Aim of the exercise
Copy every line of the records below where the word "difference" occurs.
· · ·
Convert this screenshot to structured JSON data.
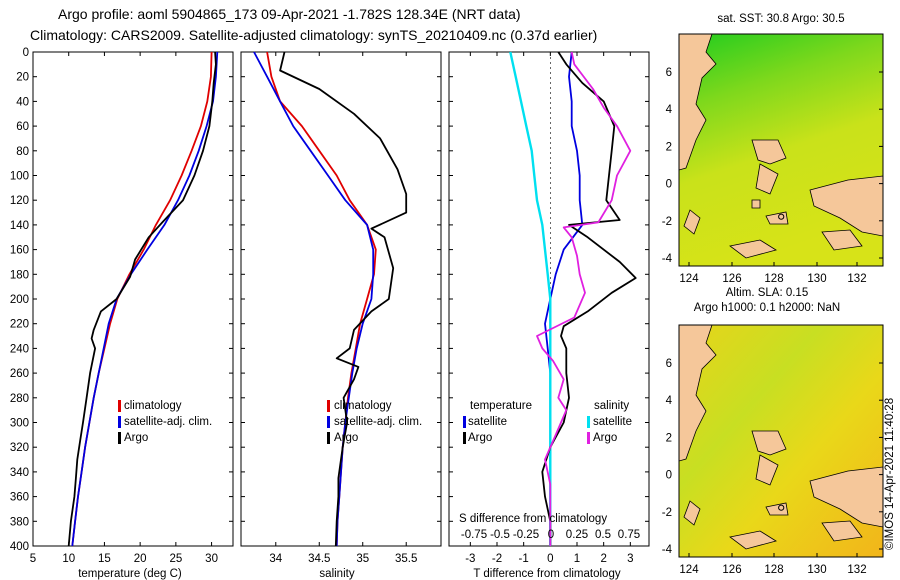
{
  "header": {
    "line1": "Argo profile: aoml 5904865_173 09-Apr-2021 -1.782S 128.34E (NRT data)",
    "line2": "Climatology: CARS2009. Satellite-adjusted climatology: synTS_20210409.nc (0.37d earlier)"
  },
  "colors": {
    "climatology": "#e00000",
    "satellite": "#0000e0",
    "argo": "#000000",
    "sat_salinity": "#00e0f0",
    "argo_salinity": "#e020e0",
    "land": "#f5c79a"
  },
  "chart_data": [
    {
      "type": "line",
      "id": "temperature",
      "xlabel": "temperature (deg C)",
      "ylabel": "depth",
      "xlim": [
        5,
        33
      ],
      "ylim": [
        400,
        0
      ],
      "xticks": [
        5,
        10,
        15,
        20,
        25,
        30
      ],
      "yticks": [
        0,
        20,
        40,
        60,
        80,
        100,
        120,
        140,
        160,
        180,
        200,
        220,
        240,
        260,
        280,
        300,
        320,
        340,
        360,
        380,
        400
      ],
      "legend": [
        "climatology",
        "satellite-adj. clim.",
        "Argo"
      ],
      "series": [
        {
          "name": "climatology",
          "color": "#e00000",
          "points": [
            [
              30,
              0
            ],
            [
              29.9,
              20
            ],
            [
              29.4,
              40
            ],
            [
              28.5,
              60
            ],
            [
              27.2,
              80
            ],
            [
              25.8,
              100
            ],
            [
              24.2,
              120
            ],
            [
              22.2,
              140
            ],
            [
              20.5,
              160
            ],
            [
              18.5,
              180
            ],
            [
              16.8,
              200
            ],
            [
              15.8,
              220
            ],
            [
              15,
              240
            ],
            [
              14.2,
              260
            ],
            [
              13.5,
              280
            ],
            [
              12.9,
              300
            ],
            [
              12.3,
              320
            ],
            [
              11.8,
              340
            ],
            [
              11.3,
              360
            ],
            [
              10.9,
              380
            ],
            [
              10.5,
              400
            ]
          ]
        },
        {
          "name": "satellite-adj. clim.",
          "color": "#0000e0",
          "points": [
            [
              30.8,
              0
            ],
            [
              30.6,
              20
            ],
            [
              30.2,
              40
            ],
            [
              29.3,
              60
            ],
            [
              28.2,
              80
            ],
            [
              26.9,
              100
            ],
            [
              25.3,
              120
            ],
            [
              23.4,
              140
            ],
            [
              21,
              160
            ],
            [
              18.7,
              180
            ],
            [
              16.7,
              200
            ],
            [
              15.6,
              220
            ],
            [
              14.9,
              240
            ],
            [
              14.2,
              260
            ],
            [
              13.5,
              280
            ],
            [
              12.9,
              300
            ],
            [
              12.3,
              320
            ],
            [
              11.8,
              340
            ],
            [
              11.3,
              360
            ],
            [
              10.9,
              380
            ],
            [
              10.5,
              400
            ]
          ]
        },
        {
          "name": "Argo",
          "color": "#000000",
          "points": [
            [
              30.5,
              0
            ],
            [
              30.6,
              10
            ],
            [
              30.3,
              25
            ],
            [
              30.1,
              40
            ],
            [
              29.7,
              60
            ],
            [
              28.8,
              80
            ],
            [
              27.6,
              100
            ],
            [
              26,
              120
            ],
            [
              23.1,
              138
            ],
            [
              21.2,
              150
            ],
            [
              19.3,
              168
            ],
            [
              18.6,
              182
            ],
            [
              16.7,
              200
            ],
            [
              14.5,
              210
            ],
            [
              13.5,
              225
            ],
            [
              13.2,
              232
            ],
            [
              13.7,
              240
            ],
            [
              13,
              260
            ],
            [
              12.5,
              280
            ],
            [
              12,
              300
            ],
            [
              11.6,
              315
            ],
            [
              11.2,
              330
            ],
            [
              11,
              345
            ],
            [
              10.8,
              360
            ],
            [
              10.3,
              380
            ],
            [
              10,
              400
            ]
          ]
        }
      ]
    },
    {
      "type": "line",
      "id": "salinity",
      "xlabel": "salinity",
      "ylabel": "depth",
      "xlim": [
        33.6,
        35.9
      ],
      "ylim": [
        400,
        0
      ],
      "xticks": [
        34,
        34.5,
        35,
        35.5
      ],
      "legend": [
        "climatology",
        "satellite-adj. clim.",
        "Argo"
      ],
      "series": [
        {
          "name": "climatology",
          "color": "#e00000",
          "points": [
            [
              33.9,
              0
            ],
            [
              33.95,
              20
            ],
            [
              34.05,
              40
            ],
            [
              34.3,
              60
            ],
            [
              34.5,
              80
            ],
            [
              34.7,
              100
            ],
            [
              34.85,
              120
            ],
            [
              35.05,
              140
            ],
            [
              35.15,
              160
            ],
            [
              35.13,
              180
            ],
            [
              35.05,
              200
            ],
            [
              34.97,
              220
            ],
            [
              34.92,
              240
            ],
            [
              34.87,
              260
            ],
            [
              34.83,
              280
            ],
            [
              34.8,
              300
            ],
            [
              34.77,
              320
            ],
            [
              34.75,
              340
            ],
            [
              34.73,
              360
            ],
            [
              34.71,
              380
            ],
            [
              34.7,
              400
            ]
          ]
        },
        {
          "name": "satellite-adj. clim.",
          "color": "#0000e0",
          "points": [
            [
              33.75,
              0
            ],
            [
              33.9,
              20
            ],
            [
              34.05,
              40
            ],
            [
              34.2,
              60
            ],
            [
              34.4,
              80
            ],
            [
              34.6,
              100
            ],
            [
              34.8,
              120
            ],
            [
              35.05,
              140
            ],
            [
              35.12,
              160
            ],
            [
              35.12,
              180
            ],
            [
              35.1,
              200
            ],
            [
              35,
              220
            ],
            [
              34.93,
              240
            ],
            [
              34.88,
              260
            ],
            [
              34.84,
              280
            ],
            [
              34.8,
              300
            ],
            [
              34.77,
              320
            ],
            [
              34.75,
              340
            ],
            [
              34.73,
              360
            ],
            [
              34.71,
              380
            ],
            [
              34.7,
              400
            ]
          ]
        },
        {
          "name": "Argo",
          "color": "#000000",
          "points": [
            [
              34.1,
              0
            ],
            [
              34.05,
              15
            ],
            [
              34.5,
              30
            ],
            [
              34.9,
              50
            ],
            [
              35.2,
              70
            ],
            [
              35.4,
              95
            ],
            [
              35.5,
              115
            ],
            [
              35.5,
              130
            ],
            [
              35.1,
              143
            ],
            [
              35.25,
              150
            ],
            [
              35.35,
              175
            ],
            [
              35.3,
              200
            ],
            [
              35.1,
              210
            ],
            [
              34.9,
              225
            ],
            [
              34.85,
              240
            ],
            [
              34.7,
              248
            ],
            [
              34.95,
              255
            ],
            [
              34.9,
              265
            ],
            [
              34.78,
              280
            ],
            [
              34.82,
              300
            ],
            [
              34.77,
              320
            ],
            [
              34.72,
              345
            ],
            [
              34.72,
              360
            ],
            [
              34.7,
              380
            ],
            [
              34.69,
              400
            ]
          ]
        }
      ]
    },
    {
      "type": "line",
      "id": "difference",
      "xlabel": "T difference from climatology",
      "xlabel_top": "S difference from climatology",
      "xlim": [
        -3.8,
        3.7
      ],
      "ylim": [
        400,
        0
      ],
      "xticks": [
        -3,
        -2,
        -1,
        0,
        1,
        2,
        3
      ],
      "xticks_top": [
        "-0.75",
        "-0.5",
        "-0.25",
        "0",
        "0.25",
        "0.5",
        "0.75"
      ],
      "legend_temperature": [
        "temperature",
        "satellite",
        "Argo"
      ],
      "legend_salinity": [
        "salinity",
        "satellite",
        "Argo"
      ],
      "series": [
        {
          "name": "temperature satellite",
          "color": "#0000e0",
          "points": [
            [
              0.8,
              0
            ],
            [
              0.7,
              20
            ],
            [
              0.8,
              40
            ],
            [
              0.8,
              60
            ],
            [
              1,
              80
            ],
            [
              1.1,
              100
            ],
            [
              1.1,
              120
            ],
            [
              1.2,
              140
            ],
            [
              0.5,
              160
            ],
            [
              0.2,
              180
            ],
            [
              0,
              200
            ],
            [
              -0.2,
              220
            ],
            [
              -0.1,
              240
            ],
            [
              0,
              260
            ],
            [
              0,
              280
            ],
            [
              0,
              300
            ],
            [
              0,
              320
            ],
            [
              0,
              340
            ],
            [
              0,
              360
            ],
            [
              0,
              380
            ],
            [
              0,
              400
            ]
          ]
        },
        {
          "name": "salinity satellite",
          "color": "#00e0f0",
          "points": [
            [
              -1.5,
              0
            ],
            [
              -1.3,
              20
            ],
            [
              -1.1,
              40
            ],
            [
              -0.9,
              60
            ],
            [
              -0.7,
              80
            ],
            [
              -0.6,
              100
            ],
            [
              -0.5,
              120
            ],
            [
              -0.3,
              140
            ],
            [
              -0.2,
              160
            ],
            [
              -0.1,
              180
            ],
            [
              0,
              200
            ],
            [
              0,
              220
            ],
            [
              0,
              240
            ],
            [
              0,
              260
            ],
            [
              0,
              280
            ],
            [
              0,
              300
            ],
            [
              0,
              320
            ],
            [
              0,
              340
            ],
            [
              0,
              360
            ],
            [
              0,
              380
            ],
            [
              0,
              400
            ]
          ]
        },
        {
          "name": "temperature Argo",
          "color": "#000000",
          "points": [
            [
              0.3,
              0
            ],
            [
              0.6,
              10
            ],
            [
              1.2,
              25
            ],
            [
              2,
              40
            ],
            [
              2.4,
              60
            ],
            [
              2.3,
              80
            ],
            [
              2.2,
              100
            ],
            [
              2.1,
              120
            ],
            [
              2.6,
              136
            ],
            [
              0.7,
              140
            ],
            [
              1.4,
              150
            ],
            [
              2.6,
              170
            ],
            [
              3.2,
              183
            ],
            [
              2.3,
              195
            ],
            [
              1.4,
              210
            ],
            [
              0.5,
              222
            ],
            [
              0.4,
              230
            ],
            [
              0.6,
              240
            ],
            [
              0.6,
              260
            ],
            [
              0.7,
              280
            ],
            [
              0.5,
              300
            ],
            [
              0,
              320
            ],
            [
              -0.3,
              340
            ],
            [
              -0.2,
              360
            ],
            [
              0,
              380
            ],
            [
              0,
              400
            ]
          ]
        },
        {
          "name": "salinity Argo",
          "color": "#e020e0",
          "points": [
            [
              0.8,
              0
            ],
            [
              0.9,
              10
            ],
            [
              1.6,
              30
            ],
            [
              2,
              45
            ],
            [
              2.5,
              60
            ],
            [
              3,
              80
            ],
            [
              2.5,
              100
            ],
            [
              2.3,
              120
            ],
            [
              1.8,
              138
            ],
            [
              0.5,
              142
            ],
            [
              0.8,
              150
            ],
            [
              1,
              165
            ],
            [
              1.1,
              180
            ],
            [
              1.3,
              195
            ],
            [
              0.9,
              215
            ],
            [
              -0.5,
              230
            ],
            [
              -0.3,
              240
            ],
            [
              0.1,
              250
            ],
            [
              0.5,
              265
            ],
            [
              0.3,
              280
            ],
            [
              0.6,
              290
            ],
            [
              0.2,
              310
            ],
            [
              -0.2,
              330
            ],
            [
              0,
              350
            ],
            [
              0,
              370
            ],
            [
              0,
              380
            ],
            [
              0,
              400
            ]
          ]
        }
      ]
    }
  ],
  "maps": {
    "sst": {
      "title": "sat. SST: 30.8 Argo: 30.5",
      "xticks": [
        "124",
        "126",
        "128",
        "130",
        "132"
      ],
      "yticks": [
        "6",
        "4",
        "2",
        "0",
        "-2",
        "-4"
      ]
    },
    "sla": {
      "title_line1": "Altim. SLA: 0.15",
      "title_line2": "Argo h1000: 0.1 h2000: NaN",
      "xticks": [
        "124",
        "126",
        "128",
        "130",
        "132"
      ],
      "yticks": [
        "6",
        "4",
        "2",
        "0",
        "-2",
        "-4"
      ]
    }
  },
  "footer": {
    "credit": "©IMOS 14-Apr-2021 11:40:28"
  }
}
· · ·
Response
      "id": "difference",
      "xlabel": "T difference from climatology",
      "xlabel_top": "S difference from climatology",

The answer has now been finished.